- **Objective**: Locate every line in the material below that has the word "Работаем". Copy each of those lines.

- **Supplied data**:

·····

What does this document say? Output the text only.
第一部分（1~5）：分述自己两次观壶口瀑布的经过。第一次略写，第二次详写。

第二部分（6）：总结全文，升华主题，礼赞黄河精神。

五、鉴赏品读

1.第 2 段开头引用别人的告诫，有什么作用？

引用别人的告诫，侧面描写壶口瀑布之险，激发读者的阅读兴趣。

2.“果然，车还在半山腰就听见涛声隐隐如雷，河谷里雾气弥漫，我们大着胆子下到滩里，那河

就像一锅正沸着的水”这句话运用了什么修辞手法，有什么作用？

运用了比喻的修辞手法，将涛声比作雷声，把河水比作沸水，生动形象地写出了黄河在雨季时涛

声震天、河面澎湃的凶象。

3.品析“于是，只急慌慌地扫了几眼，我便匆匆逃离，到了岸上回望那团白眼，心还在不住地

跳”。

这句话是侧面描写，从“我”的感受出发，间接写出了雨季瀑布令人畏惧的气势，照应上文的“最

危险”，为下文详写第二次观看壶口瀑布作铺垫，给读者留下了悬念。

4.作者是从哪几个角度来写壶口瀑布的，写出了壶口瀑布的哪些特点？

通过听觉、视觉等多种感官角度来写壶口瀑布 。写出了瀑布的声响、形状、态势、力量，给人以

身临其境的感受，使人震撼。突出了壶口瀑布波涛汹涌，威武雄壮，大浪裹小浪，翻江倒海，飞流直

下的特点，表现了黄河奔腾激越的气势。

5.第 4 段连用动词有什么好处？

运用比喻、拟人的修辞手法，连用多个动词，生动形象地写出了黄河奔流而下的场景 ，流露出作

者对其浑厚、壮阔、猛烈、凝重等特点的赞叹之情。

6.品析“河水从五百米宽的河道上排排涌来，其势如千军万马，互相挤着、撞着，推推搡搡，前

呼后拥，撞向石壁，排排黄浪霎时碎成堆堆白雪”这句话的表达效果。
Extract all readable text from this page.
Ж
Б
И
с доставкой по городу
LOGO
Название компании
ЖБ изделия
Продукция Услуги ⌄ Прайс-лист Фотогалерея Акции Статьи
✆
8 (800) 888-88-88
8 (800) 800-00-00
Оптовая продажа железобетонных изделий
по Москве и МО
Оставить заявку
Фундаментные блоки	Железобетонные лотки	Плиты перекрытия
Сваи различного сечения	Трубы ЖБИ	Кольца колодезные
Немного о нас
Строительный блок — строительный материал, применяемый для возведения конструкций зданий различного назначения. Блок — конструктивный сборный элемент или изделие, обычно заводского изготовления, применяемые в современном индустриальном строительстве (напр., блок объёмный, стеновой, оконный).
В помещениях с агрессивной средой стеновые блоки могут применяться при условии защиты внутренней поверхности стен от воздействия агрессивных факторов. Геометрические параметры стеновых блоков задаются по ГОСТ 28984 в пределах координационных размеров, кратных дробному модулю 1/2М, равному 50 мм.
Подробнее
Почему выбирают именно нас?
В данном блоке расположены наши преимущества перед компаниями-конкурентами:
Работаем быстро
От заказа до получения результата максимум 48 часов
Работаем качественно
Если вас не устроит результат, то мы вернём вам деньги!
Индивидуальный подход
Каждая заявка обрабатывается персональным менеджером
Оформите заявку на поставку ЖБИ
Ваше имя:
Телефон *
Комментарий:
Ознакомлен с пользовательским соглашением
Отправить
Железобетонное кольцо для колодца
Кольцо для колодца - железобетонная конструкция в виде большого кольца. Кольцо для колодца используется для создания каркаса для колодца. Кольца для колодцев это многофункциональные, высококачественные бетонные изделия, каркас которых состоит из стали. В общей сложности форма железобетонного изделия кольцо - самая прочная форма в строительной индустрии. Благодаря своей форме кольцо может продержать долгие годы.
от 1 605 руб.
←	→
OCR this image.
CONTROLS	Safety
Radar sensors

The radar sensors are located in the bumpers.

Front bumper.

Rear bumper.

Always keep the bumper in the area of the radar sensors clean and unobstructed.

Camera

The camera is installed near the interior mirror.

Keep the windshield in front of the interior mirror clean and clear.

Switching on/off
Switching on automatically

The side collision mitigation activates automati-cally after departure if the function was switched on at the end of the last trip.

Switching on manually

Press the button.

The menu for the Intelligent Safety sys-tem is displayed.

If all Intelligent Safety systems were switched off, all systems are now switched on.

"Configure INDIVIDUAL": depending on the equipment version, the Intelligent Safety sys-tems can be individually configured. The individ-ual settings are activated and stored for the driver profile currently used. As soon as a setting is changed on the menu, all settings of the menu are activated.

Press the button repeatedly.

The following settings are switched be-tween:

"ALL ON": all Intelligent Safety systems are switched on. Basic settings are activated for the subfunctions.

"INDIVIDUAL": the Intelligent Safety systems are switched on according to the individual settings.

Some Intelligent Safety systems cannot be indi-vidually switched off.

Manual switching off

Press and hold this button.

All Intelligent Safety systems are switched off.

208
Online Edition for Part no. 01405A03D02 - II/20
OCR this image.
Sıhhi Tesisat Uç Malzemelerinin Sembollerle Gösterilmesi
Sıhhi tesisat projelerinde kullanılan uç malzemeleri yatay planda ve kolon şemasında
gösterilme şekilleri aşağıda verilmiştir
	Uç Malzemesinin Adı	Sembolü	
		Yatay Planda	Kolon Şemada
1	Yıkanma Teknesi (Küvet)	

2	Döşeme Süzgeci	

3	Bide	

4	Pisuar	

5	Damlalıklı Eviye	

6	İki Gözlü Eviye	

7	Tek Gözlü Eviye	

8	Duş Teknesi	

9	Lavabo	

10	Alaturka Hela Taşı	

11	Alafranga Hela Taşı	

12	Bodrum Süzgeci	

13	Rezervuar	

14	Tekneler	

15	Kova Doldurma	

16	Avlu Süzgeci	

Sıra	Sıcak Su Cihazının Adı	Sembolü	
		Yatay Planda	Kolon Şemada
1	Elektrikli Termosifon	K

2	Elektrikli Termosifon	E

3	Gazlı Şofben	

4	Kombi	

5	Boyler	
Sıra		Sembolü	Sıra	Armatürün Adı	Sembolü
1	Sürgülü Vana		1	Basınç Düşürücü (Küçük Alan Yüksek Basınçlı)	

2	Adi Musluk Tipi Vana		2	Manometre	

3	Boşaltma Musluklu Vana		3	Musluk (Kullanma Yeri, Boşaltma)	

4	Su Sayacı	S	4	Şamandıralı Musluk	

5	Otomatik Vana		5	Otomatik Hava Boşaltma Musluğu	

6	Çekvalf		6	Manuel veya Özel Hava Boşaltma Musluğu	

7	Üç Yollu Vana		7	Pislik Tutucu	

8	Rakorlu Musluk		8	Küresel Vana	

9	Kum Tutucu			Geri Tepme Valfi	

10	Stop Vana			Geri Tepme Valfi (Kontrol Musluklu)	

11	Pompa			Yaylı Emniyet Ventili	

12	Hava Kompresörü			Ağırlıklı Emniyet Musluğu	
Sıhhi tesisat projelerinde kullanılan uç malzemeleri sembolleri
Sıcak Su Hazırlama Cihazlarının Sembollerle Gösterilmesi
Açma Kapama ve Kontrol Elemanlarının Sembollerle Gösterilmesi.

·····

- **Exercise answer**:
Работаем быстро
Работаем качественно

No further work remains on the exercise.